Direction:
Read the records below and copy each line that contains "unfit".

● ● ● ●

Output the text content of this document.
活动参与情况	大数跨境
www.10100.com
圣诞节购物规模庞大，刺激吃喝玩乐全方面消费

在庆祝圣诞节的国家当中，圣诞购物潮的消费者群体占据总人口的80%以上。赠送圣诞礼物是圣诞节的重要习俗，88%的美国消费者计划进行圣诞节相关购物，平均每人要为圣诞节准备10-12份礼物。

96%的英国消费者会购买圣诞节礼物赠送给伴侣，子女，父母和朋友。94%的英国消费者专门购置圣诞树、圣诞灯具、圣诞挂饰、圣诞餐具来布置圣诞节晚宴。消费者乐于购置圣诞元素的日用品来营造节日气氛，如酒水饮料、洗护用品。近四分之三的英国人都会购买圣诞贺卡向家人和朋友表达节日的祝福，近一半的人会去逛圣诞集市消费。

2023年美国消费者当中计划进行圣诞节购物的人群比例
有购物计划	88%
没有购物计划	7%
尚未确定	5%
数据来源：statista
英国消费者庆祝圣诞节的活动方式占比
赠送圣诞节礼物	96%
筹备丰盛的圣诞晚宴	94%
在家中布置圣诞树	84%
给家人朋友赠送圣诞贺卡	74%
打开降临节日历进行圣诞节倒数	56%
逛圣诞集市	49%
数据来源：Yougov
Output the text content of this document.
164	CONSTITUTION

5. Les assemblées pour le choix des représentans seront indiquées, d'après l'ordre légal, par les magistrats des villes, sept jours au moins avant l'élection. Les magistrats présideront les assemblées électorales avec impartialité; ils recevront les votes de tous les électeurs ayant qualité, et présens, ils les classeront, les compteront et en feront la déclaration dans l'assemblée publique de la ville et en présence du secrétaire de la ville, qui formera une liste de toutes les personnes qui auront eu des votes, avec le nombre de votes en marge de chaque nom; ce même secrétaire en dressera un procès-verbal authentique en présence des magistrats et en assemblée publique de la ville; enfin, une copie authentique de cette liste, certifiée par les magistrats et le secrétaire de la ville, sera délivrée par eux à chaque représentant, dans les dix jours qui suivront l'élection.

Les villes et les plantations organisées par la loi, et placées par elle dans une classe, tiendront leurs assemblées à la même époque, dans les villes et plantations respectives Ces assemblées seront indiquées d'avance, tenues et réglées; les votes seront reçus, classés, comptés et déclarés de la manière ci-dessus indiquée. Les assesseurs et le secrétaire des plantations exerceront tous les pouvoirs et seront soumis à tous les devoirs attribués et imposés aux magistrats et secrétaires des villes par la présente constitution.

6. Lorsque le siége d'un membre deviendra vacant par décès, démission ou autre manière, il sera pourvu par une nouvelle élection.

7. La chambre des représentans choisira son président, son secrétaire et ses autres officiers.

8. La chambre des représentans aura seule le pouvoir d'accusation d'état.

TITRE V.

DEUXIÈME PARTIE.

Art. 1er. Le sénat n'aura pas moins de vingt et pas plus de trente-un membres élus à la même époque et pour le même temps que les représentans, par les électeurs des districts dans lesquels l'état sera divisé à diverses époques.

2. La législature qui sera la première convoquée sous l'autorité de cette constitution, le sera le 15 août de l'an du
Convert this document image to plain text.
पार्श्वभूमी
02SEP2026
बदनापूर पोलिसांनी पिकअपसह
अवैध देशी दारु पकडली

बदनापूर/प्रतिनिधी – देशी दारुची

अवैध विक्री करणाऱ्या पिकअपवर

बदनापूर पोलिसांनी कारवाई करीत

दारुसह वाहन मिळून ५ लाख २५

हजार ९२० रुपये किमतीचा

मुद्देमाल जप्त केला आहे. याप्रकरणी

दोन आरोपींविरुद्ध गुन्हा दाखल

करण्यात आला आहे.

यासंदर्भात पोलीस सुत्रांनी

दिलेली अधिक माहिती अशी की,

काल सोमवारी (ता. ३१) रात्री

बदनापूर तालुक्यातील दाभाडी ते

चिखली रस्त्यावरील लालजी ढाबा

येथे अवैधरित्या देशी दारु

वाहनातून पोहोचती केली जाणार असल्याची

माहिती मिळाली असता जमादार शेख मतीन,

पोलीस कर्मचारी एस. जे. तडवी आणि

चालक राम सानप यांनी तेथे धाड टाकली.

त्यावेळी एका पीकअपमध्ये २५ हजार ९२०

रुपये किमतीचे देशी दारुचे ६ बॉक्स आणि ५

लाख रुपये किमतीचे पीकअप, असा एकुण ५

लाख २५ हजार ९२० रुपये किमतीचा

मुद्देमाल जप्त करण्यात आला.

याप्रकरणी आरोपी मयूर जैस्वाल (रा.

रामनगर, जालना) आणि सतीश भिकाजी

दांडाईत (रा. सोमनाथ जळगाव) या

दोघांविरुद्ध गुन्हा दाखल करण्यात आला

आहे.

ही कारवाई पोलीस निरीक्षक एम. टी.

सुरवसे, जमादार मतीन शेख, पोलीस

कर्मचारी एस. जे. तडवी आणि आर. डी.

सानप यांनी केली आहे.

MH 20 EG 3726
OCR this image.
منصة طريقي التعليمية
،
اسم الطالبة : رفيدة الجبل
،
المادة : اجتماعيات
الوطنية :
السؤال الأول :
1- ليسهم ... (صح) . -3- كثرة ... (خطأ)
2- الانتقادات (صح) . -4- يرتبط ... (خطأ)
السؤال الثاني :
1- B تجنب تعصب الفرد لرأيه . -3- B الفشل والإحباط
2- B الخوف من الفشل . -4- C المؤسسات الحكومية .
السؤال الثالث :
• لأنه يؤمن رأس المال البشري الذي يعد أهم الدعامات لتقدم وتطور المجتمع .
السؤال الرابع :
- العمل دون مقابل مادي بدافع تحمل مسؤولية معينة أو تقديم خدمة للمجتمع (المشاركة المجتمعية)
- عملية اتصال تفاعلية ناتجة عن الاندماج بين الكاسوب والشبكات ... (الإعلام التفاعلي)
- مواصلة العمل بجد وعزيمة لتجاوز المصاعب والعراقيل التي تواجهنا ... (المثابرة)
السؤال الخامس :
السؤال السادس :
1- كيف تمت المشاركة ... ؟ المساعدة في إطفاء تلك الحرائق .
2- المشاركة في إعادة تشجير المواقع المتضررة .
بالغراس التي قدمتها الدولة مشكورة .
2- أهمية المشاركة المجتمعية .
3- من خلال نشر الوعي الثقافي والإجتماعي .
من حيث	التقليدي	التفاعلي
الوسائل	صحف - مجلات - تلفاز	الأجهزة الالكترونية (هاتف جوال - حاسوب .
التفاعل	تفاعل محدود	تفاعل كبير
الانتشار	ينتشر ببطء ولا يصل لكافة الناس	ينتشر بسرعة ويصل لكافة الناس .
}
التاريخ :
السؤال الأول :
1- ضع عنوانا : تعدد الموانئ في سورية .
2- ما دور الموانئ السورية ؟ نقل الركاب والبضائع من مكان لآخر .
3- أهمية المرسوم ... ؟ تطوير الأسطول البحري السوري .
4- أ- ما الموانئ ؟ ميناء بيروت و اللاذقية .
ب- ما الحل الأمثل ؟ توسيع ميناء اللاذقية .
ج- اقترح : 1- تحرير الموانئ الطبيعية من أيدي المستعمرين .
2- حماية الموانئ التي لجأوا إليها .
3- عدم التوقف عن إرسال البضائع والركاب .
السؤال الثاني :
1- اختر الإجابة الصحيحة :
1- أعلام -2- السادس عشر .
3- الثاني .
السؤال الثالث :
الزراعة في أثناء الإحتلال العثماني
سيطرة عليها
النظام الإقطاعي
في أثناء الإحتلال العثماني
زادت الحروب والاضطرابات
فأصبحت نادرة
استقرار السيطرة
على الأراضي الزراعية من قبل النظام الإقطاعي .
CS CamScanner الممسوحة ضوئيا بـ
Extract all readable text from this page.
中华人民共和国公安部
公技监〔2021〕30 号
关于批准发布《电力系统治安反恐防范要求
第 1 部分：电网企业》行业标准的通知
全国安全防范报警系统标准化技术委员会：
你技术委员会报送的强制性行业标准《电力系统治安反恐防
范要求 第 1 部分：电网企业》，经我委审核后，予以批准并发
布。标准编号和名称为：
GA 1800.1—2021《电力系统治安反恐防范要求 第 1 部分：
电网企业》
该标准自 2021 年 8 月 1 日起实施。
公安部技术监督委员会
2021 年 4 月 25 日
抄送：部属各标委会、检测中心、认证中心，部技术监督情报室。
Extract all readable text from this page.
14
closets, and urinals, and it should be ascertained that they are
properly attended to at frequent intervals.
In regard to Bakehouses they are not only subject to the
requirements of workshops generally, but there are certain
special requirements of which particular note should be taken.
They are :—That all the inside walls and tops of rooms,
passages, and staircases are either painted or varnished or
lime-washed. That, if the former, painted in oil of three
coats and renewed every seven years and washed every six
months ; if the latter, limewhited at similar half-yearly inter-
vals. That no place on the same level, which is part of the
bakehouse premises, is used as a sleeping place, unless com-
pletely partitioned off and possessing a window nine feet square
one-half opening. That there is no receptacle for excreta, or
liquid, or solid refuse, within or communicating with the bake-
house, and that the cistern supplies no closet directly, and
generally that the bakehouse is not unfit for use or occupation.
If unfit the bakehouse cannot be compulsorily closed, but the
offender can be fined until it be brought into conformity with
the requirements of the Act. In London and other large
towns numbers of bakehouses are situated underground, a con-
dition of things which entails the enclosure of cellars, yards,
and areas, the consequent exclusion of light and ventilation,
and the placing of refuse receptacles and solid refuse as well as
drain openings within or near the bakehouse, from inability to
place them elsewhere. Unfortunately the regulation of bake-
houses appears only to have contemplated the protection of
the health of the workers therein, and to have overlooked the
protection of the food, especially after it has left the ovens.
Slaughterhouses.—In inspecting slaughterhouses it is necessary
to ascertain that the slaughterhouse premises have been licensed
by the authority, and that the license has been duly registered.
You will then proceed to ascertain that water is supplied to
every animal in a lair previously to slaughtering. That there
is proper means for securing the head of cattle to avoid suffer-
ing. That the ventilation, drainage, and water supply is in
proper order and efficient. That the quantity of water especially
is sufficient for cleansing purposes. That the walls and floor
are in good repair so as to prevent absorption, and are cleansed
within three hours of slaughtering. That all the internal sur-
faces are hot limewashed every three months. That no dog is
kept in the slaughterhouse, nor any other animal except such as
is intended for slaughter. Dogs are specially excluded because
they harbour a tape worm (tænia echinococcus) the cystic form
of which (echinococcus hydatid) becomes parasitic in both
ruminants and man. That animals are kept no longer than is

● ● ● ●

Output of the exercise:
generally that the bakehouse is not unfit for use or occupation.
If unfit the bakehouse cannot be compulsorily closed, but the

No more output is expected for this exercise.